▸ **Passage shown**:
+ + + +
I'm quite new to the math syntax... - 114.76.235.170 (talk) 12:37, 12 August 2010 (UTC)

These, too, are the same thing - since ${\displaystyle N\sigma _{X}\sigma _{Y}}$ doesn't depend on i, you have

${\displaystyle \sum _{i=1}^{n}{(X_{i}-\mu _{X})(Y_{i}-\mu _{Y}) \over N\sigma _{X}\sigma _{Y}}={\sum _{i=1}^{n}{(X_{i}-\mu _{X})(Y_{i}-\mu _{Y})} \over N\sigma _{X}\sigma _{Y}}}$.

I used the original version you wrote. -- Meni Rosenfeld (talk) 12:43, 12 August 2010 (UTC)

Oh brother, that's the second time I've done that... I asked almost exactly the same questions about a week ago about the sum of operator, I must have promptly forgotten/not noticed! Thanks though :-) 114.76.235.170 (talk) 14:05, 12 August 2010 (UTC)

Hold the phone!
+ + + +
Element-and-box listings

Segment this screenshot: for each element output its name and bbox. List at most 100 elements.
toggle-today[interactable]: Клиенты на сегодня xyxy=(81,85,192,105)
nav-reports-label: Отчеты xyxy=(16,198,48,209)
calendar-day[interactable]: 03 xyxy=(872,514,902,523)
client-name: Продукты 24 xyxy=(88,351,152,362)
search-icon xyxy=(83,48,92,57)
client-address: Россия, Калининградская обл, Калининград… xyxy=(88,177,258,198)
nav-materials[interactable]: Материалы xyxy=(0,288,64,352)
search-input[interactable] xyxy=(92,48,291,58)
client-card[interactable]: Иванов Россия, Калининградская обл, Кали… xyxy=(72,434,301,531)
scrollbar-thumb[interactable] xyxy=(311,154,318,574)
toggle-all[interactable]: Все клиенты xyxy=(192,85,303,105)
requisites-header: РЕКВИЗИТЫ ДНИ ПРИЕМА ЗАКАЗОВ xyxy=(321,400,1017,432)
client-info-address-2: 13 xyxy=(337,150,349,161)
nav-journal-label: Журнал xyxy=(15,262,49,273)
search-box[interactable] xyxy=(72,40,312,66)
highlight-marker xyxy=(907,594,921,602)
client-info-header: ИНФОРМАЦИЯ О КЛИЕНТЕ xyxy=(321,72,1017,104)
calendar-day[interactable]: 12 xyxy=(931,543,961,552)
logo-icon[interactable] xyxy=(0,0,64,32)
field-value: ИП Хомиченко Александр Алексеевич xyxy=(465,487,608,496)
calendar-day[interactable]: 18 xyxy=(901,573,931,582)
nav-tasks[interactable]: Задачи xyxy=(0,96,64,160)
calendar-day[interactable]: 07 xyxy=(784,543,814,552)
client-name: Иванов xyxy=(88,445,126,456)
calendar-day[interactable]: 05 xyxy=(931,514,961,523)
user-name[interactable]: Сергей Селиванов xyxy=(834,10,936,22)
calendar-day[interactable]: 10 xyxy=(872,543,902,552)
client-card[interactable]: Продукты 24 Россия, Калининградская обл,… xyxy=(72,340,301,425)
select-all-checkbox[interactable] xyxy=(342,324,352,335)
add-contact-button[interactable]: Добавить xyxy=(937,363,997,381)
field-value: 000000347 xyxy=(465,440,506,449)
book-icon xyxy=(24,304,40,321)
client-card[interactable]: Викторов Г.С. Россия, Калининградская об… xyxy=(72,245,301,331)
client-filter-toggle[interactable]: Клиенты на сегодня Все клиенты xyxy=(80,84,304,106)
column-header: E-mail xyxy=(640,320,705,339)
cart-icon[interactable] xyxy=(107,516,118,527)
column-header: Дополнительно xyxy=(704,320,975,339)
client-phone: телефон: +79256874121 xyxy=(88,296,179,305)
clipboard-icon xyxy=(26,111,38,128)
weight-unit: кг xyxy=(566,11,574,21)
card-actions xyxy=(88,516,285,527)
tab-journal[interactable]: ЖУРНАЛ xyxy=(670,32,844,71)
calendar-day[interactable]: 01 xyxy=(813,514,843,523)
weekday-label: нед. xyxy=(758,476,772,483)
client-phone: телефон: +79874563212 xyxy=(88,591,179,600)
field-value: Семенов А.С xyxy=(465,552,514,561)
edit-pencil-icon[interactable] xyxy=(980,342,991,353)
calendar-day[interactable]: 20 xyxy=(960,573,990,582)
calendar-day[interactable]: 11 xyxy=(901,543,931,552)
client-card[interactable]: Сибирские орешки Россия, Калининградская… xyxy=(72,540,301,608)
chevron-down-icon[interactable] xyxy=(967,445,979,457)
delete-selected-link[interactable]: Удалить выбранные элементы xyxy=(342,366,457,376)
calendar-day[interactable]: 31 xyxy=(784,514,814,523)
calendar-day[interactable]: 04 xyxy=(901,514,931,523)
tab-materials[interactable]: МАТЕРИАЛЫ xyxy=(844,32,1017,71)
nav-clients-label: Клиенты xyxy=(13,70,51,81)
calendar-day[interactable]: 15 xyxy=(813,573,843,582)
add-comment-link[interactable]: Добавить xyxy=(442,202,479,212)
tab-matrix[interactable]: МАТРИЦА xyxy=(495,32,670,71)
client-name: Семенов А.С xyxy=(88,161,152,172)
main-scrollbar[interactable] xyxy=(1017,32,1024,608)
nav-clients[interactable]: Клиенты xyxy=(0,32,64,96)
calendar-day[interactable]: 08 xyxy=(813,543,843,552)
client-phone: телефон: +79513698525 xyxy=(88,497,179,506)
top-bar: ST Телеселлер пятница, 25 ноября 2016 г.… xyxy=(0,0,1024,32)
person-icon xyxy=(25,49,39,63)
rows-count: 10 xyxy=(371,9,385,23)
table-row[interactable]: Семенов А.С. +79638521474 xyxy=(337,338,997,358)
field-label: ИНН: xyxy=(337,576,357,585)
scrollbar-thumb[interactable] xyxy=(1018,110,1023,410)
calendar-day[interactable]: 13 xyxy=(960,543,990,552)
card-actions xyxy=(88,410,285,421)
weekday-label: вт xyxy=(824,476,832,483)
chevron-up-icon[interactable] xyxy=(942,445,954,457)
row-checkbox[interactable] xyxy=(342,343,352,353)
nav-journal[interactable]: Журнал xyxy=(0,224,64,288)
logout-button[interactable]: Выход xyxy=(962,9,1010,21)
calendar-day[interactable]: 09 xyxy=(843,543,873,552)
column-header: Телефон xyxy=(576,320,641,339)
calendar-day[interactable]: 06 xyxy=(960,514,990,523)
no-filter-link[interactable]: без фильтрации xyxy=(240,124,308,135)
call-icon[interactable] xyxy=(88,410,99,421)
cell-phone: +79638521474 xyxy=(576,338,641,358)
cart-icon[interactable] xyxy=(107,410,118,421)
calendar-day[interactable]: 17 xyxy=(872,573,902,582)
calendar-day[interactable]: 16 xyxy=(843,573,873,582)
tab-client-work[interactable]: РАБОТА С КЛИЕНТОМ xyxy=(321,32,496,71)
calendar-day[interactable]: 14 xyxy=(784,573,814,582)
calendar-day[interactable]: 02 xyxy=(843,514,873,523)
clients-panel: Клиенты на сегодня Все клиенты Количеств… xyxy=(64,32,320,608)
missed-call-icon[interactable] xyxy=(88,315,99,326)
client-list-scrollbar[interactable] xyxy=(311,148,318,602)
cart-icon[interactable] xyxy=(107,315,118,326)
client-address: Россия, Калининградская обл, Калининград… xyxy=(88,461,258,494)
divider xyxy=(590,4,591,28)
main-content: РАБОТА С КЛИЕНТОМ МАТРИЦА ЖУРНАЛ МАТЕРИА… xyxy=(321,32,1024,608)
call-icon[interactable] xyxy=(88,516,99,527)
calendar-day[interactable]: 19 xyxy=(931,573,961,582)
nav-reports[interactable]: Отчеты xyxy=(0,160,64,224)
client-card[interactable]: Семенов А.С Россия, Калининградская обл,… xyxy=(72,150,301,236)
+ + + +
▸ **Problem statement**:
Could you continue the discussion thread about pulling the constant denominator out of the sum, picking up right after "Hold the phone!"?

▸ **Answer to the task**:
I think we have a problem here. The definition above uses r, but that's meant to be used for the sample correlation coefficient! That formula above is for the population correlation coefficient. Shouldn't this be using ρ, instead of r? - 114.76.235.170 (talk) 14:41, 12 August 2010 (UTC)

In fact, my textbook says that it is:

${\displaystyle r={n(\sum {xy})-(\sum {x})(\sum {y}) \over {\sqrt {[n(\sum {x}^{2})-(\sum {x})^{2}]\times [n(\sum {y}^{2})-(\sum {y})^{2}]}}}}$

What am I missing? - 114.76.235.170 (talk) 14:54, 12 August 2010 (UTC)

These formula work for either the sample coefficient (in which case r is appropriate) or for the population coefficient when the population is finite. I don't think the distinction is very important in practice, so it's possible some texts don't specify which they are talking about.

The formula in your textbook is - you've guessed it - the same as the other two formulas. Showing that this is so is a nice exercise. -- Meni Rosenfeld (talk) 15:44, 12 August 2010 (UTC)

Someone's not being entirely careful about the sample-versus-population issue. I'd use the Greek letters for the population means, not for sample means. Michael Hardy (talk) 17:04, 12 August 2010 (UTC)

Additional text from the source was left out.